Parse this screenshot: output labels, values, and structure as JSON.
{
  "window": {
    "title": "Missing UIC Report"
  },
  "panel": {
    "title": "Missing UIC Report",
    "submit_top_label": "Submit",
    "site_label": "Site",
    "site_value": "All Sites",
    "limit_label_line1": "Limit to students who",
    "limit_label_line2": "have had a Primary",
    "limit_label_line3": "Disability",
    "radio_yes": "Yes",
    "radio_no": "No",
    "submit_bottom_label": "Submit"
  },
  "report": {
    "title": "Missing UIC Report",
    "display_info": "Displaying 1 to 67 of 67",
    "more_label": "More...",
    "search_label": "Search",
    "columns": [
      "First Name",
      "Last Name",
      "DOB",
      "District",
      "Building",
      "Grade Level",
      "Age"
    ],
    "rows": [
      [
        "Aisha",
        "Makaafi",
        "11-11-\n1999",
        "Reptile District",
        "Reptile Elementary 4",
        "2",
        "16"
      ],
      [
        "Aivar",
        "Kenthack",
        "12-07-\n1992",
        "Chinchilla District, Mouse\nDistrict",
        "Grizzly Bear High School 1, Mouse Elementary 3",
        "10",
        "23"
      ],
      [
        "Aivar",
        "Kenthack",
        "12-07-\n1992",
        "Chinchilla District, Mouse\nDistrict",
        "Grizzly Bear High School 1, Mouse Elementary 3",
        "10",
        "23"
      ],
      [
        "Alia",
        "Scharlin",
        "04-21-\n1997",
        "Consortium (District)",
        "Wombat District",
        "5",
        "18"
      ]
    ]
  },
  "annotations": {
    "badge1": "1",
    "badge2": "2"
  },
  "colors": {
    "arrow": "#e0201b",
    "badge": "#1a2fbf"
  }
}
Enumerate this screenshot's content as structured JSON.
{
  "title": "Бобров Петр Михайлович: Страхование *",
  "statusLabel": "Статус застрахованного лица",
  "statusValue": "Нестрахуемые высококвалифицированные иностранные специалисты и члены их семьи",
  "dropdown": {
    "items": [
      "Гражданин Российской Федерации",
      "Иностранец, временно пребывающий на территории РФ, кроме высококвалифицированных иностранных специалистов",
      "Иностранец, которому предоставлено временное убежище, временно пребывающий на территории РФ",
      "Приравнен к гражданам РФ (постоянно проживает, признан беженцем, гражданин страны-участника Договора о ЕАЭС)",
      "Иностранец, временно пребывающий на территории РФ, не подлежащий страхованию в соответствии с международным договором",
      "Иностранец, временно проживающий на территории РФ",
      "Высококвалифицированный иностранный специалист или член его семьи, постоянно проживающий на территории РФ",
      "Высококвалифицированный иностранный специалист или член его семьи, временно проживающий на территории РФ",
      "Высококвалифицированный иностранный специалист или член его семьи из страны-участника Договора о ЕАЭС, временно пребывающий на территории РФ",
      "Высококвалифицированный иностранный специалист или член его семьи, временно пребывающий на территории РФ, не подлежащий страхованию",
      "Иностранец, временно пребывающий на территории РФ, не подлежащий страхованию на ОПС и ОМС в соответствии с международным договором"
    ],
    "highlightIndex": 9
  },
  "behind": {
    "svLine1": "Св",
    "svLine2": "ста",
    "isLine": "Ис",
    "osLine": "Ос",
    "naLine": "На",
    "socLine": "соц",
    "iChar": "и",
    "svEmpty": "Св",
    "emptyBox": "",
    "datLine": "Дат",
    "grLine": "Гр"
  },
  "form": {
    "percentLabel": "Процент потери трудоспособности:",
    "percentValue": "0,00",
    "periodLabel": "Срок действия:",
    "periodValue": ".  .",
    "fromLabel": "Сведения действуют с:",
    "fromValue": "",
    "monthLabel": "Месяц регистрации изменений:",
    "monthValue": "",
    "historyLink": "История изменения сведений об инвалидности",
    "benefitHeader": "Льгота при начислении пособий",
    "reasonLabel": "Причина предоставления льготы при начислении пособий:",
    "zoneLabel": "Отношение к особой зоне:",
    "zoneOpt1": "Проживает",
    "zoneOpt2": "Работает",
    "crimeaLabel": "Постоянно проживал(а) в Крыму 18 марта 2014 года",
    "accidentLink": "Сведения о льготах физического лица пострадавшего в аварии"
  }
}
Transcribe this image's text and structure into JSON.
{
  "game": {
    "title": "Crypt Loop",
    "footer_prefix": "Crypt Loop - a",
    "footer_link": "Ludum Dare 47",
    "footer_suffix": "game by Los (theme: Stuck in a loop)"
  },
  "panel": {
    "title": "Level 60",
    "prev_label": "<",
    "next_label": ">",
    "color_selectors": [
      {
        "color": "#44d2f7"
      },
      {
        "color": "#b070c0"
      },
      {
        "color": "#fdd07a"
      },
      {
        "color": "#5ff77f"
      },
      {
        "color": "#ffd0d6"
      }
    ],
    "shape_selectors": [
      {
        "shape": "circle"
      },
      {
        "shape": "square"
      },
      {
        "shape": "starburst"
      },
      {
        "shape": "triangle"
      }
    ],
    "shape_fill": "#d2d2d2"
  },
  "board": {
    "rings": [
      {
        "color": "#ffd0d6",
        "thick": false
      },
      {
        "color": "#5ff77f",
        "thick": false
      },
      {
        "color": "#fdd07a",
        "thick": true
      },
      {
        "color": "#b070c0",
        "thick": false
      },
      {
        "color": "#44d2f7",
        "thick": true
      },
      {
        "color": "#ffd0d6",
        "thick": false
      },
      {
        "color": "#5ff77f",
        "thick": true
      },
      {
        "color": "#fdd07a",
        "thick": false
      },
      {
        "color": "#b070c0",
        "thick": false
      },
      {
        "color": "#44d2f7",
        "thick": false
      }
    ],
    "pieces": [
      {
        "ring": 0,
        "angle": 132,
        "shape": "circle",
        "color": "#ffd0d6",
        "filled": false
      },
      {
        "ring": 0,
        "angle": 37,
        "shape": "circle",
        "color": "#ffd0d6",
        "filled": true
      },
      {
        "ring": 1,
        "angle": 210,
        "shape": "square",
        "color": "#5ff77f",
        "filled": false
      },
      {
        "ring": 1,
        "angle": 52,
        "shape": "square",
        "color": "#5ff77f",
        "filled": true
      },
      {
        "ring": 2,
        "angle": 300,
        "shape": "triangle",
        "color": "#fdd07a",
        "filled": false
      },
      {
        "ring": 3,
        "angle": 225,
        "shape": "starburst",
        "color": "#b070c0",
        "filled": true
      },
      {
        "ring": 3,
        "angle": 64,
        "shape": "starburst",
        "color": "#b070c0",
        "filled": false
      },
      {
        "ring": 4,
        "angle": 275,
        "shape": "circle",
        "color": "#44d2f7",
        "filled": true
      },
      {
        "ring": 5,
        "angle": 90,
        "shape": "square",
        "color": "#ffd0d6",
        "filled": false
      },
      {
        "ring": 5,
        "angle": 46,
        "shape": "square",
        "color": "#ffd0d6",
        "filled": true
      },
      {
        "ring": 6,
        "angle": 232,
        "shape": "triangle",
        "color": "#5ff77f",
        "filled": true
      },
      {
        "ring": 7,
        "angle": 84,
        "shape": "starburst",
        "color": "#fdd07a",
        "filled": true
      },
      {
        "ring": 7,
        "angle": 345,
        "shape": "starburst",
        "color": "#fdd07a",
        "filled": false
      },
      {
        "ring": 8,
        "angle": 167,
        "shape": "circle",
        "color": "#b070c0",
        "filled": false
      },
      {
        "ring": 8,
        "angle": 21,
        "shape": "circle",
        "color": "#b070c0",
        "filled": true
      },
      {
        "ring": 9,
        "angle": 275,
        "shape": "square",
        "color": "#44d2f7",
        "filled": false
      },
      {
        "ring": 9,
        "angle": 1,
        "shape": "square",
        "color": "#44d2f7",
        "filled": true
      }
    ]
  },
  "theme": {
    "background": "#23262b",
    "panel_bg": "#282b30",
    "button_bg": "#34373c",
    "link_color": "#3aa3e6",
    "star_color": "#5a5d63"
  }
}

§ **What the task asks**
Extract the listing in its entirety and repeat it exactly.

§ **Correct output**
Parse this screenshot: output labels, values, and structure as JSON.
{
  "window": {
    "title": "Missing UIC Report"
  },
  "panel": {
    "title": "Missing UIC Report",
    "submit_top_label": "Submit",
    "site_label": "Site",
    "site_value": "All Sites",
    "limit_label_line1": "Limit to students who",
    "limit_label_line2": "have had a Primary",
    "limit_label_line3": "Disability",
    "radio_yes": "Yes",
    "radio_no": "No",
    "submit_bottom_label": "Submit"
  },
  "report": {
    "title": "Missing UIC Report",
    "display_info": "Displaying 1 to 67 of 67",
    "more_label": "More...",
    "search_label": "Search",
    "columns": [
      "First Name",
      "Last Name",
      "DOB",
      "District",
      "Building",
      "Grade Level",
      "Age"
    ],
    "rows": [
      [
        "Aisha",
        "Makaafi",
        "11-11-\n1999",
        "Reptile District",
        "Reptile Elementary 4",
        "2",
        "16"
      ],
      [
        "Aivar",
        "Kenthack",
        "12-07-\n1992",
        "Chinchilla District, Mouse\nDistrict",
        "Grizzly Bear High School 1, Mouse Elementary 3",
        "10",
        "23"
      ],
      [
        "Aivar",
        "Kenthack",
        "12-07-\n1992",
        "Chinchilla District, Mouse\nDistrict",
        "Grizzly Bear High School 1, Mouse Elementary 3",
        "10",
        "23"
      ],
      [
        "Alia",
        "Scharlin",
        "04-21-\n1997",
        "Consortium (District)",
        "Wombat District",
        "5",
        "18"
      ]
    ]
  },
  "annotations": {
    "badge1": "1",
    "badge2": "2"
  },
  "colors": {
    "arrow": "#e0201b",
    "badge": "#1a2fbf"
  }
}
Enumerate this screenshot's content as structured JSON.
{
  "title": "Бобров Петр Михайлович: Страхование *",
  "statusLabel": "Статус застрахованного лица",
  "statusValue": "Нестрахуемые высококвалифицированные иностранные специалисты и члены их семьи",
  "dropdown": {
    "items": [
      "Гражданин Российской Федерации",
      "Иностранец, временно пребывающий на территории РФ, кроме высококвалифицированных иностранных специалистов",
      "Иностранец, которому предоставлено временное убежище, временно пребывающий на территории РФ",
      "Приравнен к гражданам РФ (постоянно проживает, признан беженцем, гражданин страны-участника Договора о ЕАЭС)",
      "Иностранец, временно пребывающий на территории РФ, не подлежащий страхованию в соответствии с международным договором",
      "Иностранец, временно проживающий на территории РФ",
      "Высококвалифицированный иностранный специалист или член его семьи, постоянно проживающий на территории РФ",
      "Высококвалифицированный иностранный специалист или член его семьи, временно проживающий на территории РФ",
      "Высококвалифицированный иностранный специалист или член его семьи из страны-участника Договора о ЕАЭС, временно пребывающий на территории РФ",
      "Высококвалифицированный иностранный специалист или член его семьи, временно пребывающий на территории РФ, не подлежащий страхованию",
      "Иностранец, временно пребывающий на территории РФ, не подлежащий страхованию на ОПС и ОМС в соответствии с международным договором"
    ],
    "highlightIndex": 9
  },
  "behind": {
    "svLine1": "Св",
    "svLine2": "ста",
    "isLine": "Ис",
    "osLine": "Ос",
    "naLine": "На",
    "socLine": "соц",
    "iChar": "и",
    "svEmpty": "Св",
    "emptyBox": "",
    "datLine": "Дат",
    "grLine": "Гр"
  },
  "form": {
    "percentLabel": "Процент потери трудоспособности:",
    "percentValue": "0,00",
    "periodLabel": "Срок действия:",
    "periodValue": ".  .",
    "fromLabel": "Сведения действуют с:",
    "fromValue": "",
    "monthLabel": "Месяц регистрации изменений:",
    "monthValue": "",
    "historyLink": "История изменения сведений об инвалидности",
    "benefitHeader": "Льгота при начислении пособий",
    "reasonLabel": "Причина предоставления льготы при начислении пособий:",
    "zoneLabel": "Отношение к особой зоне:",
    "zoneOpt1": "Проживает",
    "zoneOpt2": "Работает",
    "crimeaLabel": "Постоянно проживал(а) в Крыму 18 марта 2014 года",
    "accidentLink": "Сведения о льготах физического лица пострадавшего в аварии"
  }
}
Transcribe this image's text and structure into JSON.
{
  "game": {
    "title": "Crypt Loop",
    "footer_prefix": "Crypt Loop - a",
    "footer_link": "Ludum Dare 47",
    "footer_suffix": "game by Los (theme: Stuck in a loop)"
  },
  "panel": {
    "title": "Level 60",
    "prev_label": "<",
    "next_label": ">",
    "color_selectors": [
      {
        "color": "#44d2f7"
      },
      {
        "color": "#b070c0"
      },
      {
        "color": "#fdd07a"
      },
      {
        "color": "#5ff77f"
      },
      {
        "color": "#ffd0d6"
      }
    ],
    "shape_selectors": [
      {
        "shape": "circle"
      },
      {
        "shape": "square"
      },
      {
        "shape": "starburst"
      },
      {
        "shape": "triangle"
      }
    ],
    "shape_fill": "#d2d2d2"
  },
  "board": {
    "rings": [
      {
        "color": "#ffd0d6",
        "thick": false
      },
      {
        "color": "#5ff77f",
        "thick": false
      },
      {
        "color": "#fdd07a",
        "thick": true
      },
      {
        "color": "#b070c0",
        "thick": false
      },
      {
        "color": "#44d2f7",
        "thick": true
      },
      {
        "color": "#ffd0d6",
        "thick": false
      },
      {
        "color": "#5ff77f",
        "thick": true
      },
      {
        "color": "#fdd07a",
        "thick": false
      },
      {
        "color": "#b070c0",
        "thick": false
      },
      {
        "color": "#44d2f7",
        "thick": false
      }
    ],
    "pieces": [
      {
        "ring": 0,
        "angle": 132,
        "shape": "circle",
        "color": "#ffd0d6",
        "filled": false
      },
      {
        "ring": 0,
        "angle": 37,
        "shape": "circle",
        "color": "#ffd0d6",
        "filled": true
      },
      {
        "ring": 1,
        "angle": 210,
        "shape": "square",
        "color": "#5ff77f",
        "filled": false
      },
      {
        "ring": 1,
        "angle": 52,
        "shape": "square",
        "color": "#5ff77f",
        "filled": true
      },
      {
        "ring": 2,
        "angle": 300,
        "shape": "triangle",
        "color": "#fdd07a",
        "filled": false
      },
      {
        "ring": 3,
        "angle": 225,
        "shape": "starburst",
        "color": "#b070c0",
        "filled": true
      },
      {
        "ring": 3,
        "angle": 64,
        "shape": "starburst",
        "color": "#b070c0",
        "filled": false
      },
      {
        "ring": 4,
        "angle": 275,
        "shape": "circle",
        "color": "#44d2f7",
        "filled": true
      },
      {
        "ring": 5,
        "angle": 90,
        "shape": "square",
        "color": "#ffd0d6",
        "filled": false
      },
      {
        "ring": 5,
        "angle": 46,
        "shape": "square",
        "color": "#ffd0d6",
        "filled": true
      },
      {
        "ring": 6,
        "angle": 232,
        "shape": "triangle",
        "color": "#5ff77f",
        "filled": true
      },
      {
        "ring": 7,
        "angle": 84,
        "shape": "starburst",
        "color": "#fdd07a",
        "filled": true
      },
      {
        "ring": 7,
        "angle": 345,
        "shape": "starburst",
        "color": "#fdd07a",
        "filled": false
      },
      {
        "ring": 8,
        "angle": 167,
        "shape": "circle",
        "color": "#b070c0",
        "filled": false
      },
      {
        "ring": 8,
        "angle": 21,
        "shape": "circle",
        "color": "#b070c0",
        "filled": true
      },
      {
        "ring": 9,
        "angle": 275,
        "shape": "square",
        "color": "#44d2f7",
        "filled": false
      },
      {
        "ring": 9,
        "angle": 1,
        "shape": "square",
        "color": "#44d2f7",
        "filled": true
      }
    ]
  },
  "theme": {
    "background": "#23262b",
    "panel_bg": "#282b30",
    "button_bg": "#34373c",
    "link_color": "#3aa3e6",
    "star_color": "#5a5d63"
  }
}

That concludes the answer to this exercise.